* Work to complete: Leave the images out and repeat the data exactly as given.

* Input:
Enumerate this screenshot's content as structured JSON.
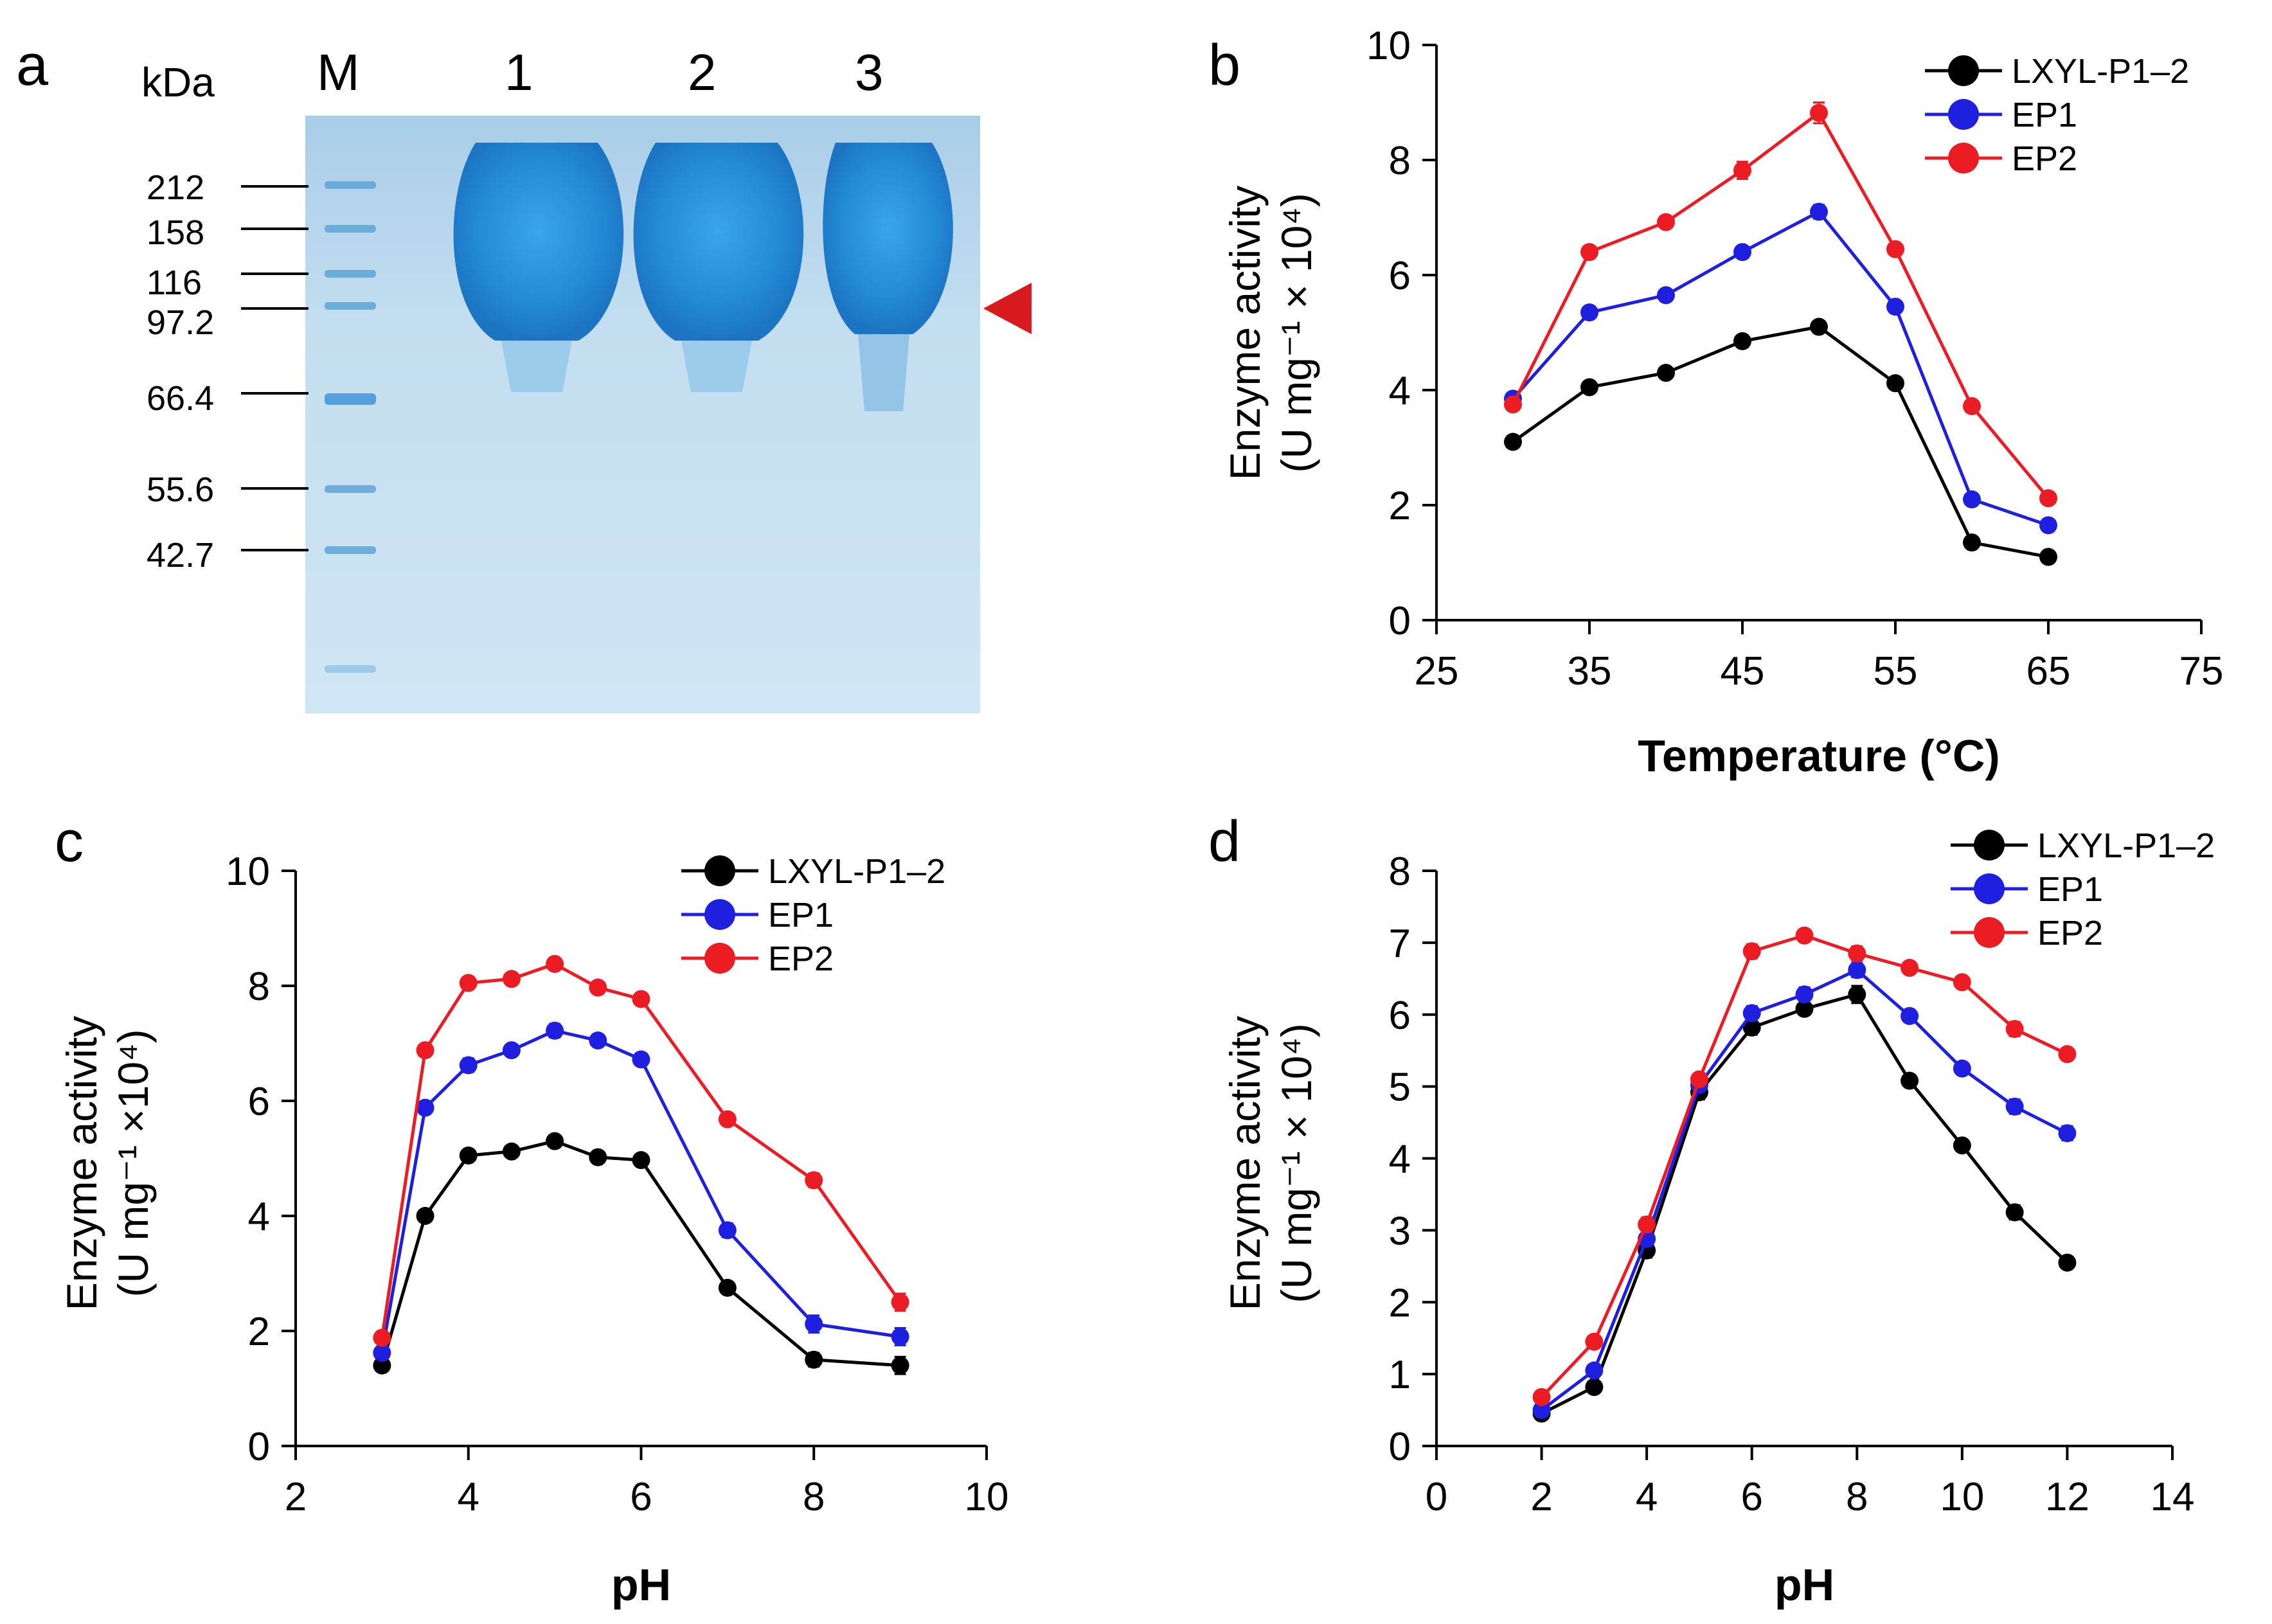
{
  "panel_a": {
    "letter": "a",
    "unit_label": "kDa",
    "lane_labels": [
      "M",
      "1",
      "2",
      "3"
    ],
    "markers": [
      "212",
      "158",
      "116",
      "97.2",
      "66.4",
      "55.6",
      "42.7"
    ],
    "marker_values": [
      212,
      158,
      116,
      97.2,
      66.4,
      55.6,
      42.7
    ],
    "arrow_color": "#d61a1f",
    "gel_background": "#c3def0",
    "band_color": "#2a8fd6"
  },
  "series_colors": {
    "LXYL-P1–2": "#000000",
    "EP1": "#1f1fe0",
    "EP2": "#ec1c24"
  },
  "chart_data": [
    {
      "id": "b",
      "letter": "b",
      "type": "line",
      "xlabel": "Temperature (°C)",
      "ylabel_line1": "Enzyme activity",
      "ylabel_line2": "(U mg⁻¹ × 10⁴)",
      "xlim": [
        25,
        75
      ],
      "ylim": [
        0,
        10
      ],
      "xticks": [
        "25",
        "35",
        "45",
        "55",
        "65",
        "75"
      ],
      "yticks": [
        "0",
        "2",
        "4",
        "6",
        "8",
        "10"
      ],
      "legend": [
        "LXYL-P1–2",
        "EP1",
        "EP2"
      ],
      "x": [
        30,
        35,
        40,
        45,
        50,
        55,
        60,
        65
      ],
      "series": [
        {
          "name": "LXYL-P1–2",
          "values": [
            3.1,
            4.05,
            4.3,
            4.85,
            5.1,
            4.12,
            1.35,
            1.1
          ],
          "err": [
            0.05,
            0.05,
            0.05,
            0.05,
            0.06,
            0.05,
            0.05,
            0.05
          ]
        },
        {
          "name": "EP1",
          "values": [
            3.85,
            5.35,
            5.65,
            6.4,
            7.1,
            5.45,
            2.1,
            1.65
          ],
          "err": [
            0.06,
            0.08,
            0.08,
            0.1,
            0.12,
            0.08,
            0.05,
            0.06
          ]
        },
        {
          "name": "EP2",
          "values": [
            3.75,
            6.4,
            6.92,
            7.82,
            8.82,
            6.45,
            3.72,
            2.12
          ],
          "err": [
            0.06,
            0.1,
            0.08,
            0.15,
            0.18,
            0.08,
            0.07,
            0.06
          ]
        }
      ]
    },
    {
      "id": "c",
      "letter": "c",
      "type": "line",
      "xlabel": "pH",
      "ylabel_line1": "Enzyme activity",
      "ylabel_line2": "(U mg⁻¹ ×10⁴)",
      "xlim": [
        2,
        10
      ],
      "ylim": [
        0,
        10
      ],
      "xticks": [
        "2",
        "4",
        "6",
        "8",
        "10"
      ],
      "yticks": [
        "0",
        "2",
        "4",
        "6",
        "8",
        "10"
      ],
      "legend": [
        "LXYL-P1–2",
        "EP1",
        "EP2"
      ],
      "x": [
        3,
        3.5,
        4,
        4.5,
        5,
        5.5,
        6,
        7,
        8,
        9
      ],
      "series": [
        {
          "name": "LXYL-P1–2",
          "values": [
            1.4,
            4.0,
            5.05,
            5.12,
            5.3,
            5.02,
            4.97,
            2.75,
            1.5,
            1.4
          ],
          "err": [
            0.07,
            0.07,
            0.07,
            0.07,
            0.1,
            0.1,
            0.07,
            0.08,
            0.12,
            0.15
          ]
        },
        {
          "name": "EP1",
          "values": [
            1.62,
            5.88,
            6.62,
            6.88,
            7.22,
            7.05,
            6.72,
            3.75,
            2.12,
            1.9
          ],
          "err": [
            0.07,
            0.07,
            0.12,
            0.1,
            0.12,
            0.1,
            0.1,
            0.12,
            0.15,
            0.15
          ]
        },
        {
          "name": "EP2",
          "values": [
            1.88,
            6.88,
            8.05,
            8.12,
            8.38,
            7.97,
            7.77,
            5.68,
            4.62,
            2.5
          ],
          "err": [
            0.07,
            0.07,
            0.07,
            0.07,
            0.07,
            0.07,
            0.07,
            0.07,
            0.12,
            0.15
          ]
        }
      ]
    },
    {
      "id": "d",
      "letter": "d",
      "type": "line",
      "xlabel": "pH",
      "ylabel_line1": "Enzyme activity",
      "ylabel_line2": "(U mg⁻¹ × 10⁴)",
      "xlim": [
        0,
        14
      ],
      "ylim": [
        0,
        8
      ],
      "xticks": [
        "0",
        "2",
        "4",
        "6",
        "8",
        "10",
        "12",
        "14"
      ],
      "yticks": [
        "0",
        "1",
        "2",
        "3",
        "4",
        "5",
        "6",
        "7",
        "8"
      ],
      "legend": [
        "LXYL-P1–2",
        "EP1",
        "EP2"
      ],
      "x": [
        2,
        3,
        4,
        5,
        6,
        7,
        8,
        9,
        10,
        11,
        12
      ],
      "series": [
        {
          "name": "LXYL-P1–2",
          "values": [
            0.45,
            0.82,
            2.72,
            4.92,
            5.82,
            6.08,
            6.28,
            5.08,
            4.18,
            3.25,
            2.55
          ],
          "err": [
            0.05,
            0.08,
            0.1,
            0.1,
            0.1,
            0.08,
            0.12,
            0.05,
            0.05,
            0.1,
            0.05
          ]
        },
        {
          "name": "EP1",
          "values": [
            0.5,
            1.05,
            2.88,
            5.02,
            6.02,
            6.28,
            6.62,
            5.98,
            5.25,
            4.72,
            4.35
          ],
          "err": [
            0.05,
            0.08,
            0.1,
            0.08,
            0.1,
            0.1,
            0.1,
            0.05,
            0.08,
            0.1,
            0.1
          ]
        },
        {
          "name": "EP2",
          "values": [
            0.68,
            1.45,
            3.08,
            5.1,
            6.88,
            7.1,
            6.85,
            6.65,
            6.45,
            5.8,
            5.45
          ],
          "err": [
            0.05,
            0.08,
            0.1,
            0.08,
            0.1,
            0.08,
            0.1,
            0.05,
            0.08,
            0.1,
            0.08
          ]
        }
      ]
    }
  ]
}
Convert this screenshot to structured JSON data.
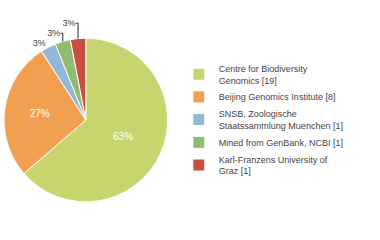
{
  "chart_data": {
    "type": "pie",
    "categories": [
      "Centre for Biodiversity\nGenomics [19]",
      "Beijing Genomics Institute [8]",
      "SNSB, Zoologische\nStaatssammlung Muenchen [1]",
      "Mined from GenBank, NCBI [1]",
      "Karl-Franzens University of\nGraz [1]"
    ],
    "values": [
      63,
      27,
      3,
      3,
      3
    ],
    "value_labels": [
      "63%",
      "27%",
      "3%",
      "3%",
      "3%"
    ],
    "colors": [
      "#c8d46e",
      "#f0a050",
      "#92b8d8",
      "#8fbc6e",
      "#c85040"
    ],
    "data_labels": true,
    "legend": "right"
  }
}
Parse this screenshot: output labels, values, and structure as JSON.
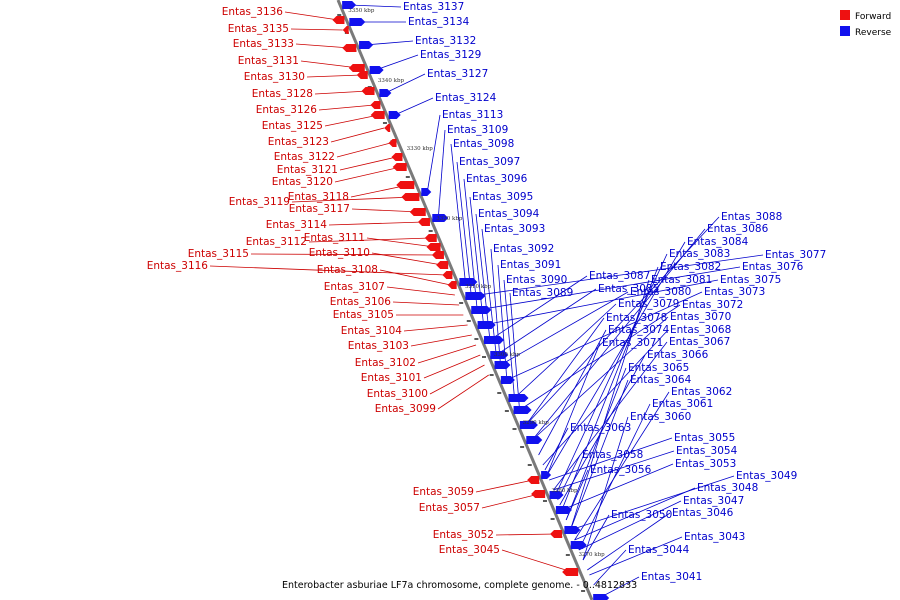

* Exercise answer:
Enumerate this screenshot's content as structured JSON.
{
  "panel_a": {
    "letter": "a",
    "unit_label": "kDa",
    "lane_labels": [
      "M",
      "1",
      "2",
      "3"
    ],
    "markers": [
      "212",
      "158",
      "116",
      "97.2",
      "66.4",
      "55.6",
      "42.7"
    ],
    "marker_values": [
      212,
      158,
      116,
      97.2,
      66.4,
      55.6,
      42.7
    ],
    "arrow_color": "#d61a1f",
    "gel_background": "#c3def0",
    "band_color": "#2a8fd6"
  },
  "series_colors": {
    "LXYL-P1–2": "#000000",
    "EP1": "#1f1fe0",
    "EP2": "#ec1c24"
  },
  "chart_data": [
    {
      "id": "b",
      "letter": "b",
      "type": "line",
      "xlabel": "Temperature (°C)",
      "ylabel_line1": "Enzyme activity",
      "ylabel_line2": "(U mg⁻¹ × 10⁴)",
      "xlim": [
        25,
        75
      ],
      "ylim": [
        0,
        10
      ],
      "xticks": [
        "25",
        "35",
        "45",
        "55",
        "65",
        "75"
      ],
      "yticks": [
        "0",
        "2",
        "4",
        "6",
        "8",
        "10"
      ],
      "legend": [
        "LXYL-P1–2",
        "EP1",
        "EP2"
      ],
      "x": [
        30,
        35,
        40,
        45,
        50,
        55,
        60,
        65
      ],
      "series": [
        {
          "name": "LXYL-P1–2",
          "values": [
            3.1,
            4.05,
            4.3,
            4.85,
            5.1,
            4.12,
            1.35,
            1.1
          ],
          "err": [
            0.05,
            0.05,
            0.05,
            0.05,
            0.06,
            0.05,
            0.05,
            0.05
          ]
        },
        {
          "name": "EP1",
          "values": [
            3.85,
            5.35,
            5.65,
            6.4,
            7.1,
            5.45,
            2.1,
            1.65
          ],
          "err": [
            0.06,
            0.08,
            0.08,
            0.1,
            0.12,
            0.08,
            0.05,
            0.06
          ]
        },
        {
          "name": "EP2",
          "values": [
            3.75,
            6.4,
            6.92,
            7.82,
            8.82,
            6.45,
            3.72,
            2.12
          ],
          "err": [
            0.06,
            0.1,
            0.08,
            0.15,
            0.18,
            0.08,
            0.07,
            0.06
          ]
        }
      ]
    },
    {
      "id": "c",
      "letter": "c",
      "type": "line",
      "xlabel": "pH",
      "ylabel_line1": "Enzyme activity",
      "ylabel_line2": "(U mg⁻¹ ×10⁴)",
      "xlim": [
        2,
        10
      ],
      "ylim": [
        0,
        10
      ],
      "xticks": [
        "2",
        "4",
        "6",
        "8",
        "10"
      ],
      "yticks": [
        "0",
        "2",
        "4",
        "6",
        "8",
        "10"
      ],
      "legend": [
        "LXYL-P1–2",
        "EP1",
        "EP2"
      ],
      "x": [
        3,
        3.5,
        4,
        4.5,
        5,
        5.5,
        6,
        7,
        8,
        9
      ],
      "series": [
        {
          "name": "LXYL-P1–2",
          "values": [
            1.4,
            4.0,
            5.05,
            5.12,
            5.3,
            5.02,
            4.97,
            2.75,
            1.5,
            1.4
          ],
          "err": [
            0.07,
            0.07,
            0.07,
            0.07,
            0.1,
            0.1,
            0.07,
            0.08,
            0.12,
            0.15
          ]
        },
        {
          "name": "EP1",
          "values": [
            1.62,
            5.88,
            6.62,
            6.88,
            7.22,
            7.05,
            6.72,
            3.75,
            2.12,
            1.9
          ],
          "err": [
            0.07,
            0.07,
            0.12,
            0.1,
            0.12,
            0.1,
            0.1,
            0.12,
            0.15,
            0.15
          ]
        },
        {
          "name": "EP2",
          "values": [
            1.88,
            6.88,
            8.05,
            8.12,
            8.38,
            7.97,
            7.77,
            5.68,
            4.62,
            2.5
          ],
          "err": [
            0.07,
            0.07,
            0.07,
            0.07,
            0.07,
            0.07,
            0.07,
            0.07,
            0.12,
            0.15
          ]
        }
      ]
    },
    {
      "id": "d",
      "letter": "d",
      "type": "line",
      "xlabel": "pH",
      "ylabel_line1": "Enzyme activity",
      "ylabel_line2": "(U mg⁻¹ × 10⁴)",
      "xlim": [
        0,
        14
      ],
      "ylim": [
        0,
        8
      ],
      "xticks": [
        "0",
        "2",
        "4",
        "6",
        "8",
        "10",
        "12",
        "14"
      ],
      "yticks": [
        "0",
        "1",
        "2",
        "3",
        "4",
        "5",
        "6",
        "7",
        "8"
      ],
      "legend": [
        "LXYL-P1–2",
        "EP1",
        "EP2"
      ],
      "x": [
        2,
        3,
        4,
        5,
        6,
        7,
        8,
        9,
        10,
        11,
        12
      ],
      "series": [
        {
          "name": "LXYL-P1–2",
          "values": [
            0.45,
            0.82,
            2.72,
            4.92,
            5.82,
            6.08,
            6.28,
            5.08,
            4.18,
            3.25,
            2.55
          ],
          "err": [
            0.05,
            0.08,
            0.1,
            0.1,
            0.1,
            0.08,
            0.12,
            0.05,
            0.05,
            0.1,
            0.05
          ]
        },
        {
          "name": "EP1",
          "values": [
            0.5,
            1.05,
            2.88,
            5.02,
            6.02,
            6.28,
            6.62,
            5.98,
            5.25,
            4.72,
            4.35
          ],
          "err": [
            0.05,
            0.08,
            0.1,
            0.08,
            0.1,
            0.1,
            0.1,
            0.05,
            0.08,
            0.1,
            0.1
          ]
        },
        {
          "name": "EP2",
          "values": [
            0.68,
            1.45,
            3.08,
            5.1,
            6.88,
            7.1,
            6.85,
            6.65,
            6.45,
            5.8,
            5.45
          ],
          "err": [
            0.05,
            0.08,
            0.1,
            0.08,
            0.1,
            0.08,
            0.1,
            0.05,
            0.08,
            0.1,
            0.08
          ]
        }
      ]
    }
  ]
}
Convert this screenshot to structured JSON data.
{
  "chart_data": {
    "type": "pie",
    "categories": [
      "Centre for Biodiversity\nGenomics [19]",
      "Beijing Genomics Institute [8]",
      "SNSB, Zoologische\nStaatssammlung Muenchen [1]",
      "Mined from GenBank, NCBI [1]",
      "Karl-Franzens University of\nGraz [1]"
    ],
    "values": [
      63,
      27,
      3,
      3,
      3
    ],
    "value_labels": [
      "63%",
      "27%",
      "3%",
      "3%",
      "3%"
    ],
    "colors": [
      "#c8d46e",
      "#f0a050",
      "#92b8d8",
      "#8fbc6e",
      "#c85040"
    ],
    "data_labels": true,
    "legend": "right"
  }
}
Parse this screenshot: output labels, values, and structure as JSON.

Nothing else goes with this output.